Pull out every line with the word "triangle".

** start EXTRACTED INFORMATION **

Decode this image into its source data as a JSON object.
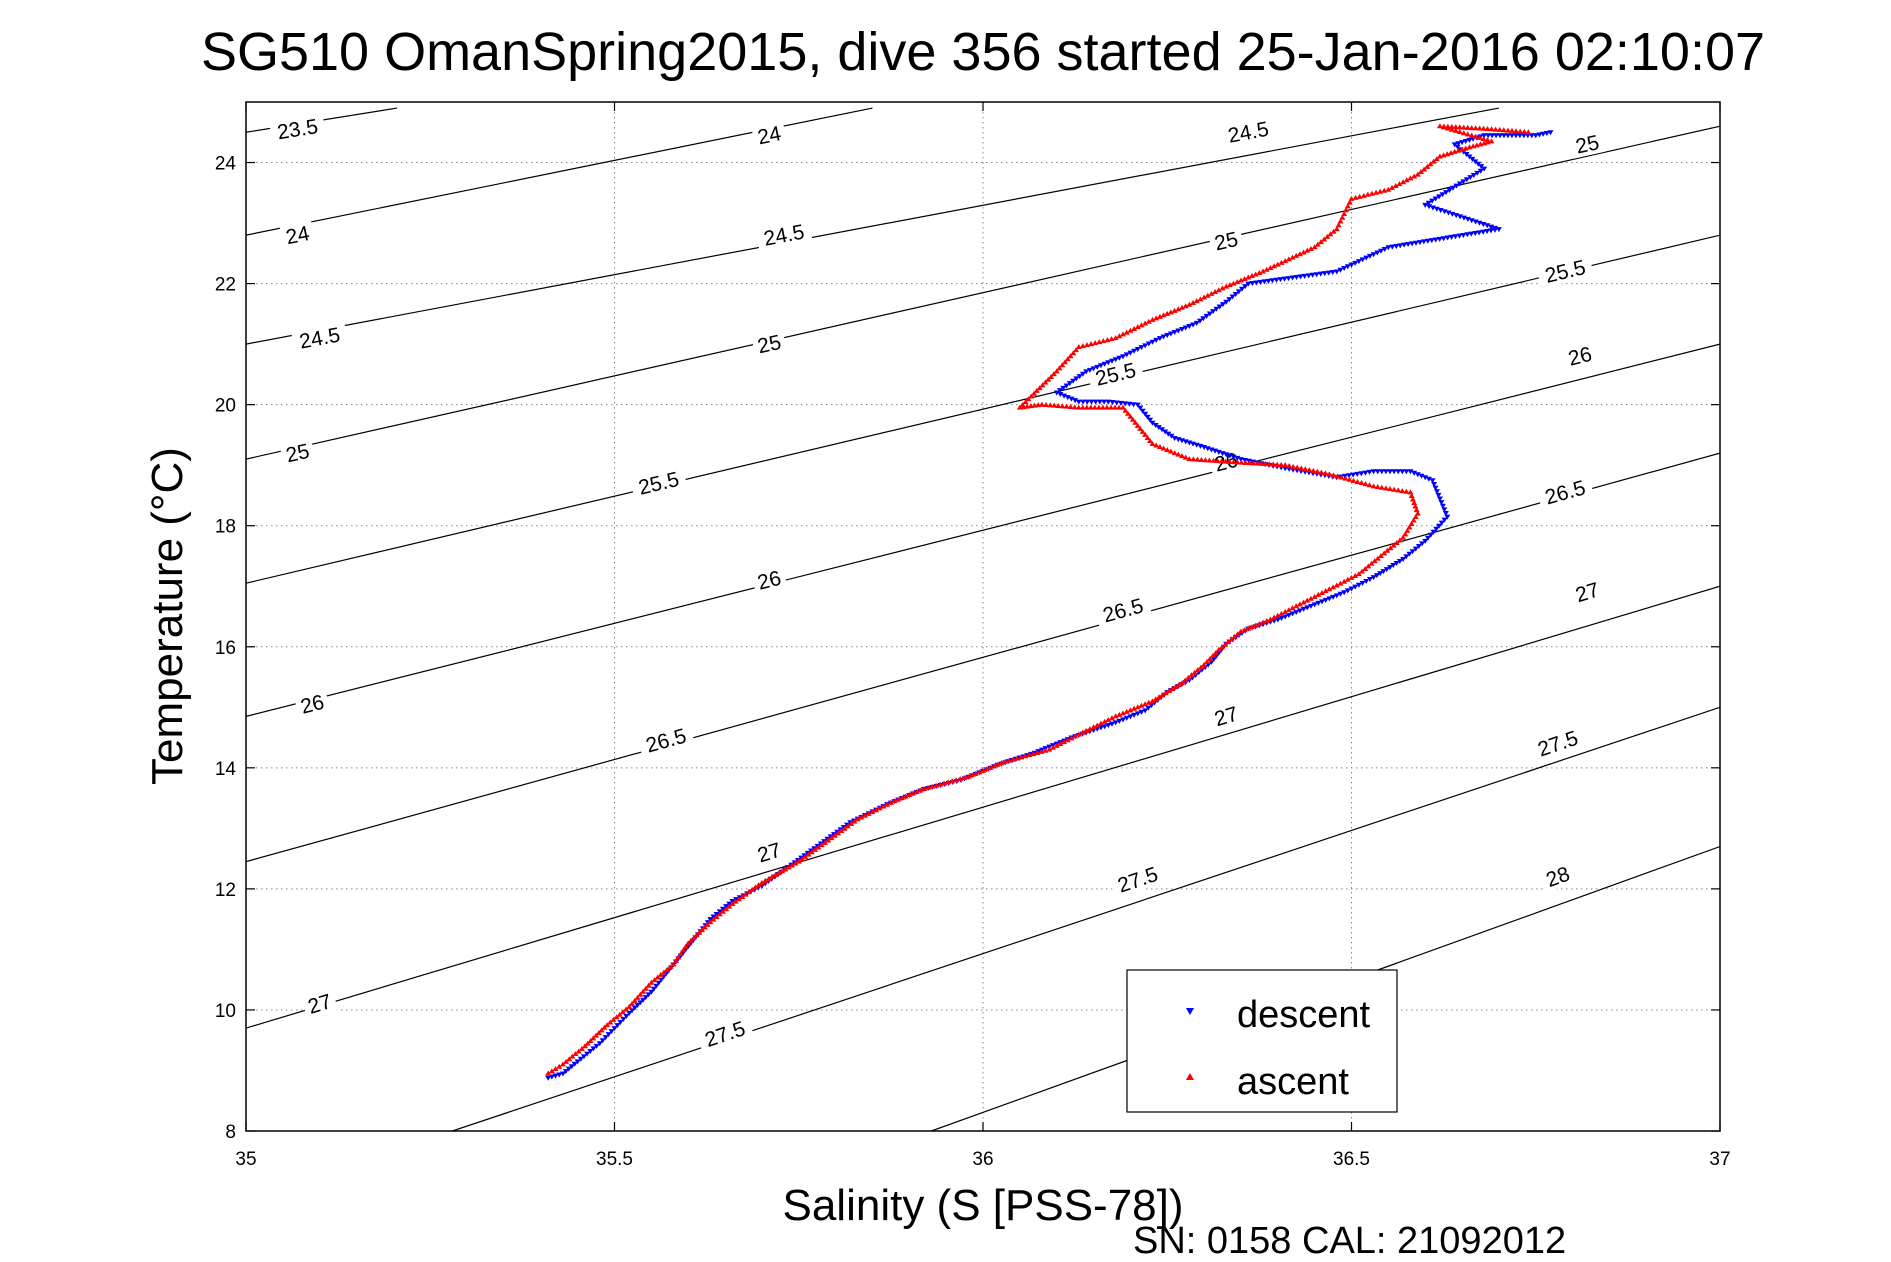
{
  "chart_data": {
    "type": "scatter",
    "title": "SG510 OmanSpring2015, dive 356 started 25-Jan-2016 02:10:07",
    "xlabel": "Salinity (S [PSS-78])",
    "ylabel": "Temperature (°C)",
    "xlim": [
      35,
      37
    ],
    "ylim": [
      8,
      25
    ],
    "x_ticks": [
      35,
      35.5,
      36,
      36.5,
      37
    ],
    "x_tick_labels": [
      "35",
      "35.5",
      "36",
      "36.5",
      "37"
    ],
    "y_ticks": [
      8,
      10,
      12,
      14,
      16,
      18,
      20,
      22,
      24
    ],
    "y_tick_labels": [
      "8",
      "10",
      "12",
      "14",
      "16",
      "18",
      "20",
      "22",
      "24"
    ],
    "grid": true,
    "legend_position": "bottom-right",
    "footer": "SN: 0158  CAL: 21092012",
    "density_contours": [
      {
        "label": "23.5",
        "left": [
          35,
          24.5
        ],
        "right": [
          35.205,
          24.9
        ]
      },
      {
        "label": "24",
        "left": [
          35,
          22.8
        ],
        "right": [
          35.85,
          24.9
        ]
      },
      {
        "label": "24.5",
        "left": [
          35,
          21.0
        ],
        "right": [
          36.7,
          24.9
        ]
      },
      {
        "label": "25",
        "left": [
          35,
          19.1
        ],
        "right": [
          37,
          24.6
        ]
      },
      {
        "label": "25.5",
        "left": [
          35,
          17.05
        ],
        "right": [
          37,
          22.8
        ]
      },
      {
        "label": "26",
        "left": [
          35,
          14.85
        ],
        "right": [
          37,
          21.0
        ]
      },
      {
        "label": "26.5",
        "left": [
          35,
          12.45
        ],
        "right": [
          37,
          19.2
        ]
      },
      {
        "label": "27",
        "left": [
          35,
          9.7
        ],
        "right": [
          37,
          17.0
        ]
      },
      {
        "label": "27.5",
        "left": [
          35.28,
          8
        ],
        "right": [
          37,
          15.0
        ]
      },
      {
        "label": "28",
        "left": [
          35.93,
          8
        ],
        "right": [
          37,
          12.7
        ]
      }
    ],
    "contour_labels": [
      {
        "text": "23.5",
        "x": 35.07,
        "y": 24.55
      },
      {
        "text": "24",
        "x": 35.71,
        "y": 24.45
      },
      {
        "text": "24",
        "x": 35.07,
        "y": 22.8
      },
      {
        "text": "24.5",
        "x": 36.36,
        "y": 24.5
      },
      {
        "text": "24.5",
        "x": 35.73,
        "y": 22.8
      },
      {
        "text": "24.5",
        "x": 35.1,
        "y": 21.1
      },
      {
        "text": "25",
        "x": 36.82,
        "y": 24.3
      },
      {
        "text": "25",
        "x": 36.33,
        "y": 22.7
      },
      {
        "text": "25",
        "x": 35.71,
        "y": 21.0
      },
      {
        "text": "25",
        "x": 35.07,
        "y": 19.2
      },
      {
        "text": "25.5",
        "x": 36.79,
        "y": 22.2
      },
      {
        "text": "25.5",
        "x": 36.18,
        "y": 20.5
      },
      {
        "text": "25.5",
        "x": 35.56,
        "y": 18.7
      },
      {
        "text": "26",
        "x": 36.81,
        "y": 20.8
      },
      {
        "text": "26",
        "x": 36.33,
        "y": 19.05
      },
      {
        "text": "26",
        "x": 35.71,
        "y": 17.1
      },
      {
        "text": "26",
        "x": 35.09,
        "y": 15.05
      },
      {
        "text": "26.5",
        "x": 36.79,
        "y": 18.55
      },
      {
        "text": "26.5",
        "x": 36.19,
        "y": 16.6
      },
      {
        "text": "26.5",
        "x": 35.57,
        "y": 14.45
      },
      {
        "text": "27",
        "x": 36.82,
        "y": 16.9
      },
      {
        "text": "27",
        "x": 36.33,
        "y": 14.85
      },
      {
        "text": "27",
        "x": 35.71,
        "y": 12.6
      },
      {
        "text": "27",
        "x": 35.1,
        "y": 10.1
      },
      {
        "text": "27.5",
        "x": 36.78,
        "y": 14.4
      },
      {
        "text": "27.5",
        "x": 36.21,
        "y": 12.15
      },
      {
        "text": "27.5",
        "x": 35.65,
        "y": 9.6
      },
      {
        "text": "28",
        "x": 36.78,
        "y": 12.2
      }
    ],
    "series": [
      {
        "name": "descent",
        "color": "#0000ff",
        "marker": "triangle-down",
        "points": [
          [
            35.41,
            8.88
          ],
          [
            35.43,
            8.95
          ],
          [
            35.45,
            9.15
          ],
          [
            35.48,
            9.45
          ],
          [
            35.5,
            9.7
          ],
          [
            35.52,
            9.95
          ],
          [
            35.55,
            10.3
          ],
          [
            35.57,
            10.6
          ],
          [
            35.59,
            10.9
          ],
          [
            35.61,
            11.2
          ],
          [
            35.63,
            11.5
          ],
          [
            35.66,
            11.8
          ],
          [
            35.7,
            12.05
          ],
          [
            35.74,
            12.4
          ],
          [
            35.78,
            12.75
          ],
          [
            35.82,
            13.1
          ],
          [
            35.87,
            13.4
          ],
          [
            35.92,
            13.65
          ],
          [
            35.97,
            13.8
          ],
          [
            36.02,
            14.05
          ],
          [
            36.07,
            14.25
          ],
          [
            36.12,
            14.5
          ],
          [
            36.18,
            14.75
          ],
          [
            36.22,
            14.95
          ],
          [
            36.25,
            15.25
          ],
          [
            36.28,
            15.45
          ],
          [
            36.31,
            15.75
          ],
          [
            36.33,
            16.05
          ],
          [
            36.36,
            16.3
          ],
          [
            36.4,
            16.45
          ],
          [
            36.44,
            16.65
          ],
          [
            36.49,
            16.9
          ],
          [
            36.53,
            17.15
          ],
          [
            36.57,
            17.45
          ],
          [
            36.6,
            17.75
          ],
          [
            36.63,
            18.15
          ],
          [
            36.62,
            18.45
          ],
          [
            36.61,
            18.75
          ],
          [
            36.58,
            18.9
          ],
          [
            36.53,
            18.9
          ],
          [
            36.48,
            18.8
          ],
          [
            36.41,
            18.95
          ],
          [
            36.35,
            19.1
          ],
          [
            36.3,
            19.3
          ],
          [
            36.26,
            19.45
          ],
          [
            36.23,
            19.7
          ],
          [
            36.21,
            20.0
          ],
          [
            36.17,
            20.05
          ],
          [
            36.13,
            20.05
          ],
          [
            36.1,
            20.2
          ],
          [
            36.14,
            20.55
          ],
          [
            36.19,
            20.8
          ],
          [
            36.24,
            21.1
          ],
          [
            36.29,
            21.35
          ],
          [
            36.33,
            21.7
          ],
          [
            36.36,
            22.0
          ],
          [
            36.42,
            22.1
          ],
          [
            36.48,
            22.2
          ],
          [
            36.55,
            22.6
          ],
          [
            36.7,
            22.9
          ],
          [
            36.6,
            23.3
          ],
          [
            36.68,
            23.9
          ],
          [
            36.64,
            24.3
          ],
          [
            36.68,
            24.45
          ],
          [
            36.75,
            24.45
          ],
          [
            36.77,
            24.5
          ]
        ]
      },
      {
        "name": "ascent",
        "color": "#ff0000",
        "marker": "triangle-up",
        "points": [
          [
            35.41,
            8.95
          ],
          [
            35.43,
            9.1
          ],
          [
            35.46,
            9.4
          ],
          [
            35.49,
            9.75
          ],
          [
            35.52,
            10.05
          ],
          [
            35.55,
            10.45
          ],
          [
            35.58,
            10.75
          ],
          [
            35.6,
            11.1
          ],
          [
            35.63,
            11.45
          ],
          [
            35.66,
            11.75
          ],
          [
            35.7,
            12.1
          ],
          [
            35.75,
            12.45
          ],
          [
            35.79,
            12.8
          ],
          [
            35.83,
            13.15
          ],
          [
            35.88,
            13.45
          ],
          [
            35.92,
            13.65
          ],
          [
            35.98,
            13.85
          ],
          [
            36.03,
            14.1
          ],
          [
            36.09,
            14.3
          ],
          [
            36.13,
            14.55
          ],
          [
            36.18,
            14.85
          ],
          [
            36.23,
            15.1
          ],
          [
            36.27,
            15.4
          ],
          [
            36.3,
            15.7
          ],
          [
            36.32,
            15.95
          ],
          [
            36.35,
            16.25
          ],
          [
            36.39,
            16.45
          ],
          [
            36.43,
            16.7
          ],
          [
            36.47,
            16.95
          ],
          [
            36.51,
            17.2
          ],
          [
            36.54,
            17.5
          ],
          [
            36.57,
            17.8
          ],
          [
            36.59,
            18.2
          ],
          [
            36.58,
            18.55
          ],
          [
            36.53,
            18.65
          ],
          [
            36.47,
            18.85
          ],
          [
            36.41,
            19.0
          ],
          [
            36.34,
            19.05
          ],
          [
            36.28,
            19.1
          ],
          [
            36.23,
            19.35
          ],
          [
            36.21,
            19.65
          ],
          [
            36.19,
            19.95
          ],
          [
            36.13,
            19.95
          ],
          [
            36.08,
            20.0
          ],
          [
            36.05,
            19.95
          ],
          [
            36.1,
            20.55
          ],
          [
            36.13,
            20.95
          ],
          [
            36.18,
            21.1
          ],
          [
            36.23,
            21.4
          ],
          [
            36.28,
            21.65
          ],
          [
            36.33,
            21.95
          ],
          [
            36.38,
            22.2
          ],
          [
            36.45,
            22.6
          ],
          [
            36.48,
            22.9
          ],
          [
            36.5,
            23.4
          ],
          [
            36.55,
            23.55
          ],
          [
            36.59,
            23.8
          ],
          [
            36.62,
            24.1
          ],
          [
            36.66,
            24.25
          ],
          [
            36.69,
            24.35
          ],
          [
            36.62,
            24.6
          ],
          [
            36.69,
            24.55
          ],
          [
            36.74,
            24.5
          ]
        ]
      }
    ]
  }
}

** end EXTRACTED INFORMATION **

> WRITTEN RESPONSE:
        "marker": "triangle-down",
        "marker": "triangle-up",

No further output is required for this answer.